* Problem statement *
Output the records exactly as they appear, with no pictures included.

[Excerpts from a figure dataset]
+===+

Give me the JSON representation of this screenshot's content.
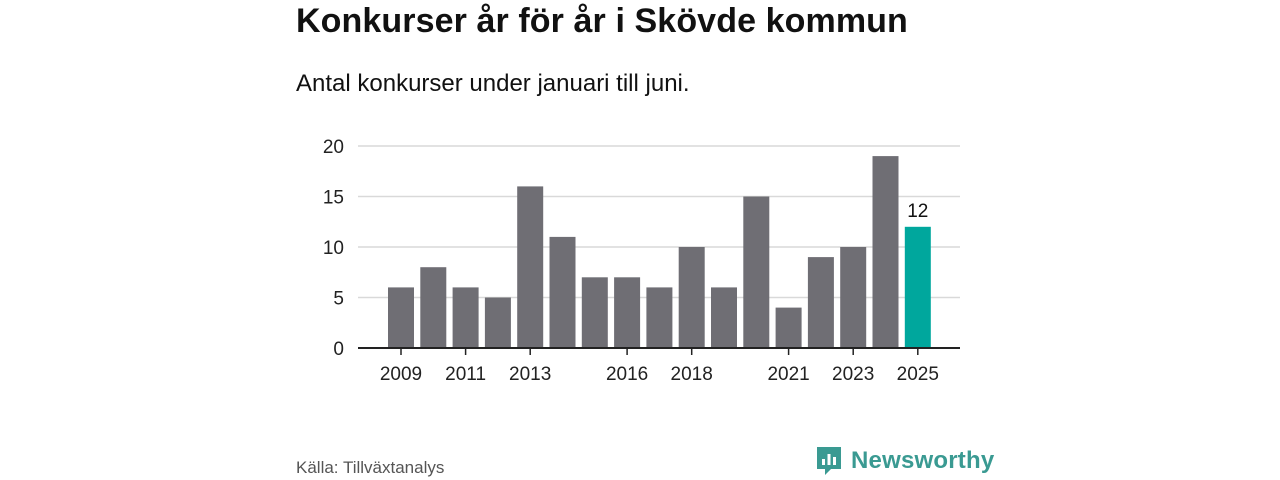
{
  "title": "Konkurser år för år i Skövde kommun",
  "subtitle": "Antal konkurser under januari till juni.",
  "source": "Källa: Tillväxtanalys",
  "brand": {
    "name": "Newsworthy",
    "icon": "newsworthy-logo-icon",
    "color": "#3a9a92"
  },
  "chart_data": {
    "type": "bar",
    "categories": [
      "2009",
      "2010",
      "2011",
      "2012",
      "2013",
      "2014",
      "2015",
      "2016",
      "2017",
      "2018",
      "2019",
      "2020",
      "2021",
      "2022",
      "2023",
      "2024",
      "2025"
    ],
    "values": [
      6,
      8,
      6,
      5,
      16,
      11,
      7,
      7,
      6,
      10,
      6,
      15,
      4,
      9,
      10,
      19,
      12
    ],
    "x_tick_labels": [
      "2009",
      "2011",
      "2013",
      "2016",
      "2018",
      "2021",
      "2023",
      "2025"
    ],
    "y_ticks": [
      0,
      5,
      10,
      15,
      20
    ],
    "ylim": [
      0,
      20
    ],
    "grid": true,
    "colors": {
      "bar": "#6f6e74",
      "highlight": "#00a79d",
      "grid": "#d9d9d9",
      "axis": "#222222"
    },
    "highlight": {
      "category": "2025",
      "label": "12"
    }
  }
}
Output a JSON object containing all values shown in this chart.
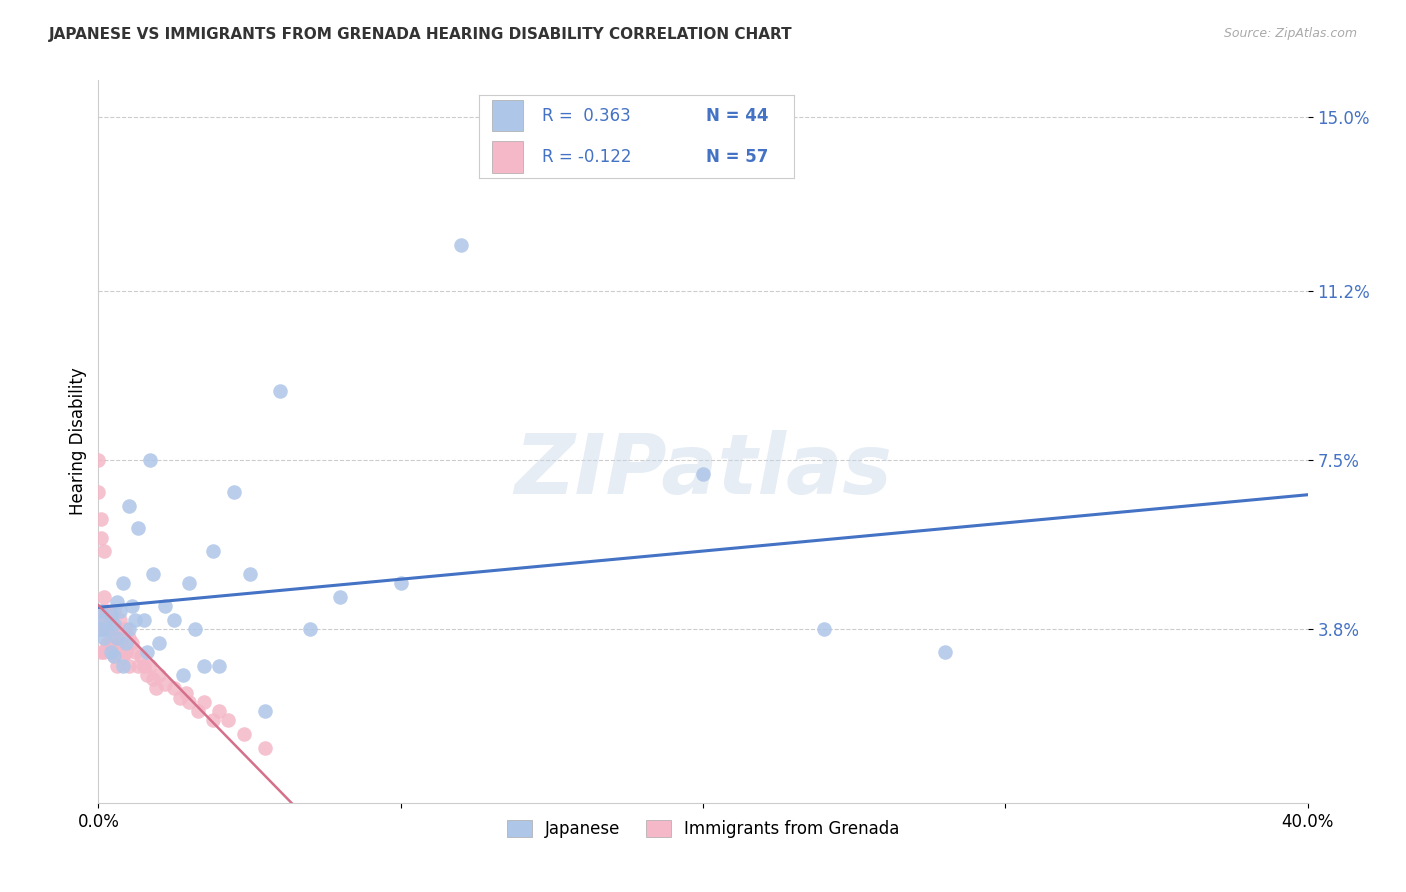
{
  "title": "JAPANESE VS IMMIGRANTS FROM GRENADA HEARING DISABILITY CORRELATION CHART",
  "source": "Source: ZipAtlas.com",
  "ylabel": "Hearing Disability",
  "watermark": "ZIPatlas",
  "xlim": [
    0.0,
    0.4
  ],
  "ylim": [
    0.0,
    0.158
  ],
  "ytick_positions": [
    0.038,
    0.075,
    0.112,
    0.15
  ],
  "ytick_labels": [
    "3.8%",
    "7.5%",
    "11.2%",
    "15.0%"
  ],
  "japanese_R": 0.363,
  "grenada_R": -0.122,
  "japanese_N": 44,
  "grenada_N": 57,
  "japanese_line_color": "#4472c4",
  "grenada_line_solid_color": "#d4708a",
  "grenada_line_dash_color": "#d4708a",
  "japanese_scatter_color": "#aec6e8",
  "grenada_scatter_color": "#f4b8c8",
  "background_color": "#ffffff",
  "grid_color": "#cccccc",
  "legend_r_color": "#4472c4",
  "legend_text_color": "#333333",
  "japanese_x": [
    0.001,
    0.001,
    0.002,
    0.002,
    0.003,
    0.004,
    0.004,
    0.005,
    0.005,
    0.006,
    0.006,
    0.007,
    0.008,
    0.008,
    0.009,
    0.01,
    0.01,
    0.011,
    0.012,
    0.013,
    0.015,
    0.016,
    0.017,
    0.018,
    0.02,
    0.022,
    0.025,
    0.028,
    0.03,
    0.032,
    0.035,
    0.038,
    0.04,
    0.045,
    0.05,
    0.055,
    0.06,
    0.07,
    0.08,
    0.1,
    0.12,
    0.2,
    0.24,
    0.28
  ],
  "japanese_y": [
    0.038,
    0.042,
    0.036,
    0.04,
    0.038,
    0.033,
    0.041,
    0.032,
    0.039,
    0.044,
    0.036,
    0.042,
    0.03,
    0.048,
    0.035,
    0.065,
    0.038,
    0.043,
    0.04,
    0.06,
    0.04,
    0.033,
    0.075,
    0.05,
    0.035,
    0.043,
    0.04,
    0.028,
    0.048,
    0.038,
    0.03,
    0.055,
    0.03,
    0.068,
    0.05,
    0.02,
    0.09,
    0.038,
    0.045,
    0.048,
    0.122,
    0.072,
    0.038,
    0.033
  ],
  "grenada_x": [
    0.0,
    0.0,
    0.0,
    0.001,
    0.001,
    0.001,
    0.001,
    0.001,
    0.001,
    0.002,
    0.002,
    0.002,
    0.002,
    0.002,
    0.003,
    0.003,
    0.003,
    0.003,
    0.004,
    0.004,
    0.004,
    0.005,
    0.005,
    0.005,
    0.006,
    0.006,
    0.006,
    0.007,
    0.007,
    0.008,
    0.008,
    0.009,
    0.009,
    0.01,
    0.01,
    0.011,
    0.012,
    0.013,
    0.014,
    0.015,
    0.016,
    0.017,
    0.018,
    0.019,
    0.02,
    0.022,
    0.025,
    0.027,
    0.029,
    0.03,
    0.033,
    0.035,
    0.038,
    0.04,
    0.043,
    0.048,
    0.055
  ],
  "grenada_y": [
    0.075,
    0.068,
    0.038,
    0.062,
    0.058,
    0.042,
    0.04,
    0.038,
    0.033,
    0.055,
    0.045,
    0.042,
    0.038,
    0.033,
    0.042,
    0.04,
    0.038,
    0.035,
    0.04,
    0.038,
    0.035,
    0.042,
    0.038,
    0.032,
    0.038,
    0.035,
    0.03,
    0.04,
    0.035,
    0.038,
    0.032,
    0.038,
    0.033,
    0.036,
    0.03,
    0.035,
    0.033,
    0.03,
    0.032,
    0.03,
    0.028,
    0.03,
    0.027,
    0.025,
    0.028,
    0.026,
    0.025,
    0.023,
    0.024,
    0.022,
    0.02,
    0.022,
    0.018,
    0.02,
    0.018,
    0.015,
    0.012
  ]
}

+===+

* Result *
Give me the JSON representation of this screenshot's content.
{
  "title": "Konkurser år för år i Skövde kommun",
  "subtitle": "Antal konkurser under januari till juni.",
  "source": "Källa: Tillväxtanalys",
  "brand": {
    "name": "Newsworthy",
    "icon": "newsworthy-logo-icon",
    "color": "#3a9a92"
  },
  "chart_data": {
    "type": "bar",
    "categories": [
      "2009",
      "2010",
      "2011",
      "2012",
      "2013",
      "2014",
      "2015",
      "2016",
      "2017",
      "2018",
      "2019",
      "2020",
      "2021",
      "2022",
      "2023",
      "2024",
      "2025"
    ],
    "values": [
      6,
      8,
      6,
      5,
      16,
      11,
      7,
      7,
      6,
      10,
      6,
      15,
      4,
      9,
      10,
      19,
      12
    ],
    "x_tick_labels": [
      "2009",
      "2011",
      "2013",
      "2016",
      "2018",
      "2021",
      "2023",
      "2025"
    ],
    "y_ticks": [
      0,
      5,
      10,
      15,
      20
    ],
    "ylim": [
      0,
      20
    ],
    "grid": true,
    "colors": {
      "bar": "#6f6e74",
      "highlight": "#00a79d",
      "grid": "#d9d9d9",
      "axis": "#222222"
    },
    "highlight": {
      "category": "2025",
      "label": "12"
    }
  }
}
Output a JSON object containing all values shown in this chart.
{
  "title": "JAPANESE VS IMMIGRANTS FROM GRENADA HEARING DISABILITY CORRELATION CHART",
  "source": "Source: ZipAtlas.com",
  "ylabel": "Hearing Disability",
  "watermark": "ZIPatlas",
  "xlim": [
    0.0,
    0.4
  ],
  "ylim": [
    0.0,
    0.158
  ],
  "ytick_positions": [
    0.038,
    0.075,
    0.112,
    0.15
  ],
  "ytick_labels": [
    "3.8%",
    "7.5%",
    "11.2%",
    "15.0%"
  ],
  "japanese_R": 0.363,
  "grenada_R": -0.122,
  "japanese_N": 44,
  "grenada_N": 57,
  "japanese_line_color": "#4472c4",
  "grenada_line_solid_color": "#d4708a",
  "grenada_line_dash_color": "#d4708a",
  "japanese_scatter_color": "#aec6e8",
  "grenada_scatter_color": "#f4b8c8",
  "background_color": "#ffffff",
  "grid_color": "#cccccc",
  "legend_r_color": "#4472c4",
  "legend_text_color": "#333333",
  "japanese_x": [
    0.001,
    0.001,
    0.002,
    0.002,
    0.003,
    0.004,
    0.004,
    0.005,
    0.005,
    0.006,
    0.006,
    0.007,
    0.008,
    0.008,
    0.009,
    0.01,
    0.01,
    0.011,
    0.012,
    0.013,
    0.015,
    0.016,
    0.017,
    0.018,
    0.02,
    0.022,
    0.025,
    0.028,
    0.03,
    0.032,
    0.035,
    0.038,
    0.04,
    0.045,
    0.05,
    0.055,
    0.06,
    0.07,
    0.08,
    0.1,
    0.12,
    0.2,
    0.24,
    0.28
  ],
  "japanese_y": [
    0.038,
    0.042,
    0.036,
    0.04,
    0.038,
    0.033,
    0.041,
    0.032,
    0.039,
    0.044,
    0.036,
    0.042,
    0.03,
    0.048,
    0.035,
    0.065,
    0.038,
    0.043,
    0.04,
    0.06,
    0.04,
    0.033,
    0.075,
    0.05,
    0.035,
    0.043,
    0.04,
    0.028,
    0.048,
    0.038,
    0.03,
    0.055,
    0.03,
    0.068,
    0.05,
    0.02,
    0.09,
    0.038,
    0.045,
    0.048,
    0.122,
    0.072,
    0.038,
    0.033
  ],
  "grenada_x": [
    0.0,
    0.0,
    0.0,
    0.001,
    0.001,
    0.001,
    0.001,
    0.001,
    0.001,
    0.002,
    0.002,
    0.002,
    0.002,
    0.002,
    0.003,
    0.003,
    0.003,
    0.003,
    0.004,
    0.004,
    0.004,
    0.005,
    0.005,
    0.005,
    0.006,
    0.006,
    0.006,
    0.007,
    0.007,
    0.008,
    0.008,
    0.009,
    0.009,
    0.01,
    0.01,
    0.011,
    0.012,
    0.013,
    0.014,
    0.015,
    0.016,
    0.017,
    0.018,
    0.019,
    0.02,
    0.022,
    0.025,
    0.027,
    0.029,
    0.03,
    0.033,
    0.035,
    0.038,
    0.04,
    0.043,
    0.048,
    0.055
  ],
  "grenada_y": [
    0.075,
    0.068,
    0.038,
    0.062,
    0.058,
    0.042,
    0.04,
    0.038,
    0.033,
    0.055,
    0.045,
    0.042,
    0.038,
    0.033,
    0.042,
    0.04,
    0.038,
    0.035,
    0.04,
    0.038,
    0.035,
    0.042,
    0.038,
    0.032,
    0.038,
    0.035,
    0.03,
    0.04,
    0.035,
    0.038,
    0.032,
    0.038,
    0.033,
    0.036,
    0.03,
    0.035,
    0.033,
    0.03,
    0.032,
    0.03,
    0.028,
    0.03,
    0.027,
    0.025,
    0.028,
    0.026,
    0.025,
    0.023,
    0.024,
    0.022,
    0.02,
    0.022,
    0.018,
    0.02,
    0.018,
    0.015,
    0.012
  ]
}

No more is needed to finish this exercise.